═══ Records to process

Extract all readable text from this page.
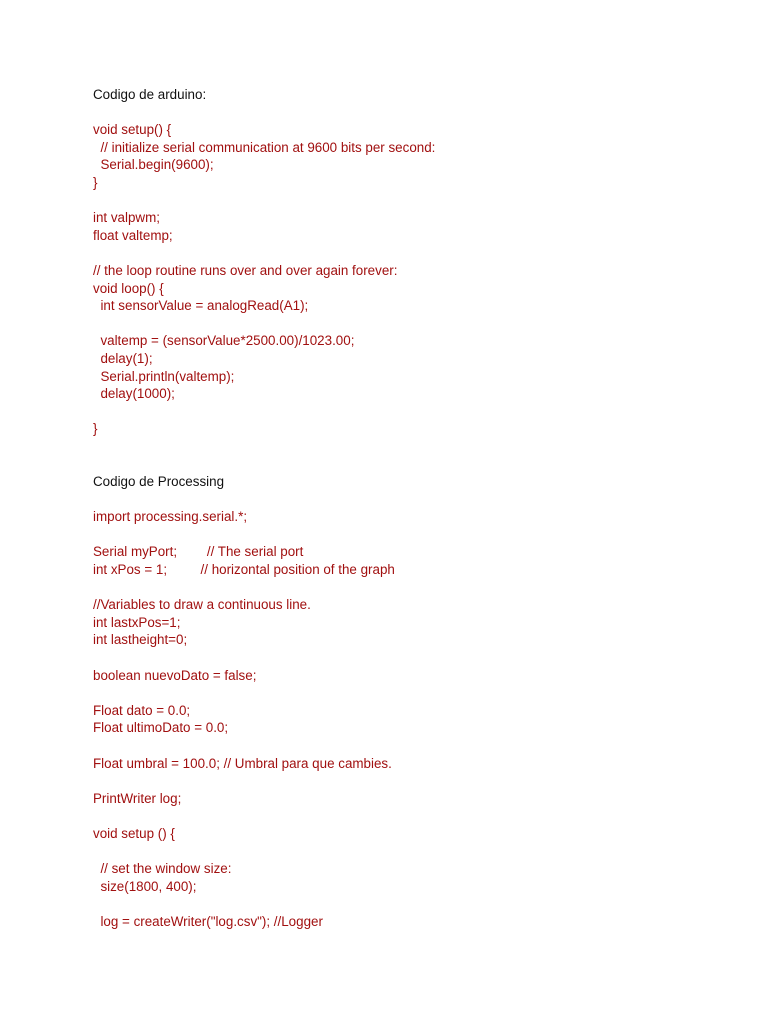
Codigo de arduino:
void setup() {
// initialize serial communication at 9600 bits per second:
Serial.begin(9600);
}
int valpwm;
float valtemp;
// the loop routine runs over and over again forever:
void loop() {
int sensorValue = analogRead(A1);
valtemp = (sensorValue*2500.00)/1023.00;
delay(1);
Serial.println(valtemp);
delay(1000);
}
Codigo de Processing
import processing.serial.*;
Serial myPort;        // The serial port
int xPos = 1;         // horizontal position of the graph
//Variables to draw a continuous line.
int lastxPos=1;
int lastheight=0;
boolean nuevoDato = false;
Float dato = 0.0;
Float ultimoDato = 0.0;
Float umbral = 100.0; // Umbral para que cambies.
PrintWriter log;
void setup () {
// set the window size:
size(1800, 400);
log = createWriter("log.csv"); //Logger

══════

Copy all the records above exactly, but leave out the pictures.

Extract all readable text from this page.
Codigo de arduino:
void setup() {
// initialize serial communication at 9600 bits per second:
Serial.begin(9600);
}
int valpwm;
float valtemp;
// the loop routine runs over and over again forever:
void loop() {
int sensorValue = analogRead(A1);
valtemp = (sensorValue*2500.00)/1023.00;
delay(1);
Serial.println(valtemp);
delay(1000);
}
Codigo de Processing
import processing.serial.*;
Serial myPort;        // The serial port
int xPos = 1;         // horizontal position of the graph
//Variables to draw a continuous line.
int lastxPos=1;
int lastheight=0;
boolean nuevoDato = false;
Float dato = 0.0;
Float ultimoDato = 0.0;
Float umbral = 100.0; // Umbral para que cambies.
PrintWriter log;
void setup () {
// set the window size:
size(1800, 400);
log = createWriter("log.csv"); //Logger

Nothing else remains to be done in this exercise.